[Saved entries]
*-*-*

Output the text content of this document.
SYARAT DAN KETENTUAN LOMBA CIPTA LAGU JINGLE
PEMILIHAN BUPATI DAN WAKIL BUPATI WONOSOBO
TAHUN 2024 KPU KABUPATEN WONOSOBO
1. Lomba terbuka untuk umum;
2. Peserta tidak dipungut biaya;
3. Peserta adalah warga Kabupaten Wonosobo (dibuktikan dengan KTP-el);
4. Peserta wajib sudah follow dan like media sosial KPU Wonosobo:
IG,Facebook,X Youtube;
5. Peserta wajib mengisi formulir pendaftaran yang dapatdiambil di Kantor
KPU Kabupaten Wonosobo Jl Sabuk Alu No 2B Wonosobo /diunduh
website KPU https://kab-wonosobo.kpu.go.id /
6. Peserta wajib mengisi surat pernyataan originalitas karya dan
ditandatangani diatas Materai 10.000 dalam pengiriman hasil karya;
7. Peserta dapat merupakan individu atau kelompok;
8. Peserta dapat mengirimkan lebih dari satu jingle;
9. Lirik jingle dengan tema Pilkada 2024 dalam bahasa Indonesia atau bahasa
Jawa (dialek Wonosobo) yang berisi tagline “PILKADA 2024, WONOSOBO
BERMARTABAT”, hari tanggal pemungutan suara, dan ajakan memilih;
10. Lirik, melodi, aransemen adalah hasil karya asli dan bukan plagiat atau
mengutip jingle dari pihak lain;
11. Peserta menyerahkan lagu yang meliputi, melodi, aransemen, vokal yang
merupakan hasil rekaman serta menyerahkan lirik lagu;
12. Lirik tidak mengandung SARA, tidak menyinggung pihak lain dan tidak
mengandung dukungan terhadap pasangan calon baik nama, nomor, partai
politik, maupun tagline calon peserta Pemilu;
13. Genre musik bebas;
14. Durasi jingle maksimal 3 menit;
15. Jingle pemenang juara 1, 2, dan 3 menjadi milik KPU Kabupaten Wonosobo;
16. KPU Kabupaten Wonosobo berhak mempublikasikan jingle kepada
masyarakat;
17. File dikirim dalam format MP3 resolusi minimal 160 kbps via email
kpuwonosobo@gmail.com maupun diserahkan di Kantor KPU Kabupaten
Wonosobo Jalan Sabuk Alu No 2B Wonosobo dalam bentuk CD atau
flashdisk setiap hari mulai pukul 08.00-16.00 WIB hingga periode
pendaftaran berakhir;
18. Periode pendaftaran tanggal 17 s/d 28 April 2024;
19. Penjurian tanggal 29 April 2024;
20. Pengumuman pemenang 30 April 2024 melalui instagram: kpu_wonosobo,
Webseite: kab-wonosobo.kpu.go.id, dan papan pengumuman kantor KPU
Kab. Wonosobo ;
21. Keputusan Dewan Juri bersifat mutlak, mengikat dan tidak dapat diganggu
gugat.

*-*-*

_Requirements:_ Extract the complete listing verbatim.

_Finished answer:_
Output the text content of this document.
SYARAT DAN KETENTUAN LOMBA CIPTA LAGU JINGLE
PEMILIHAN BUPATI DAN WAKIL BUPATI WONOSOBO
TAHUN 2024 KPU KABUPATEN WONOSOBO
1. Lomba terbuka untuk umum;
2. Peserta tidak dipungut biaya;
3. Peserta adalah warga Kabupaten Wonosobo (dibuktikan dengan KTP-el);
4. Peserta wajib sudah follow dan like media sosial KPU Wonosobo:
IG,Facebook,X Youtube;
5. Peserta wajib mengisi formulir pendaftaran yang dapatdiambil di Kantor
KPU Kabupaten Wonosobo Jl Sabuk Alu No 2B Wonosobo /diunduh
website KPU https://kab-wonosobo.kpu.go.id /
6. Peserta wajib mengisi surat pernyataan originalitas karya dan
ditandatangani diatas Materai 10.000 dalam pengiriman hasil karya;
7. Peserta dapat merupakan individu atau kelompok;
8. Peserta dapat mengirimkan lebih dari satu jingle;
9. Lirik jingle dengan tema Pilkada 2024 dalam bahasa Indonesia atau bahasa
Jawa (dialek Wonosobo) yang berisi tagline “PILKADA 2024, WONOSOBO
BERMARTABAT”, hari tanggal pemungutan suara, dan ajakan memilih;
10. Lirik, melodi, aransemen adalah hasil karya asli dan bukan plagiat atau
mengutip jingle dari pihak lain;
11. Peserta menyerahkan lagu yang meliputi, melodi, aransemen, vokal yang
merupakan hasil rekaman serta menyerahkan lirik lagu;
12. Lirik tidak mengandung SARA, tidak menyinggung pihak lain dan tidak
mengandung dukungan terhadap pasangan calon baik nama, nomor, partai
politik, maupun tagline calon peserta Pemilu;
13. Genre musik bebas;
14. Durasi jingle maksimal 3 menit;
15. Jingle pemenang juara 1, 2, dan 3 menjadi milik KPU Kabupaten Wonosobo;
16. KPU Kabupaten Wonosobo berhak mempublikasikan jingle kepada
masyarakat;
17. File dikirim dalam format MP3 resolusi minimal 160 kbps via email
kpuwonosobo@gmail.com maupun diserahkan di Kantor KPU Kabupaten
Wonosobo Jalan Sabuk Alu No 2B Wonosobo dalam bentuk CD atau
flashdisk setiap hari mulai pukul 08.00-16.00 WIB hingga periode
pendaftaran berakhir;
18. Periode pendaftaran tanggal 17 s/d 28 April 2024;
19. Penjurian tanggal 29 April 2024;
20. Pengumuman pemenang 30 April 2024 melalui instagram: kpu_wonosobo,
Webseite: kab-wonosobo.kpu.go.id, dan papan pengumuman kantor KPU
Kab. Wonosobo ;
21. Keputusan Dewan Juri bersifat mutlak, mengikat dan tidak dapat diganggu
gugat.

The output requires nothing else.